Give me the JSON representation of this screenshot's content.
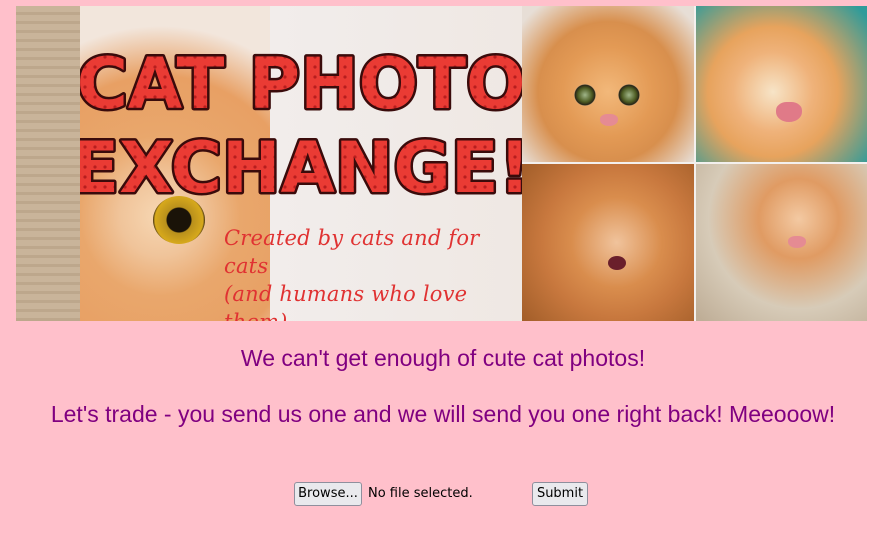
{
  "banner": {
    "title_line1": "CAT PHOTO",
    "title_line2": "EXCHANGE!",
    "tagline_line1": "Created by cats and for cats",
    "tagline_line2": "(and humans who love them)",
    "title_color": "#e83a33",
    "title_outline": "#5a0f0f"
  },
  "messages": {
    "line1": "We can't get enough of cute cat photos!",
    "line2": "Let's trade - you send us one and we will send you one right back! Meeooow!"
  },
  "form": {
    "browse_label": "Browse...",
    "file_status": "No file selected.",
    "submit_label": "Submit"
  },
  "colors": {
    "page_background": "#ffc0cb",
    "text": "#800080"
  }
}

| WHAT THE EXERCISE ASKS |
Skip the images and write out the rest of the listing exactly.

| TASK RESPONSE |
Give me the JSON representation of this screenshot's content.
{
  "banner": {
    "title_line1": "CAT PHOTO",
    "title_line2": "EXCHANGE!",
    "tagline_line1": "Created by cats and for cats",
    "tagline_line2": "(and humans who love them)",
    "title_color": "#e83a33",
    "title_outline": "#5a0f0f"
  },
  "messages": {
    "line1": "We can't get enough of cute cat photos!",
    "line2": "Let's trade - you send us one and we will send you one right back! Meeooow!"
  },
  "form": {
    "browse_label": "Browse...",
    "file_status": "No file selected.",
    "submit_label": "Submit"
  },
  "colors": {
    "page_background": "#ffc0cb",
    "text": "#800080"
  }
}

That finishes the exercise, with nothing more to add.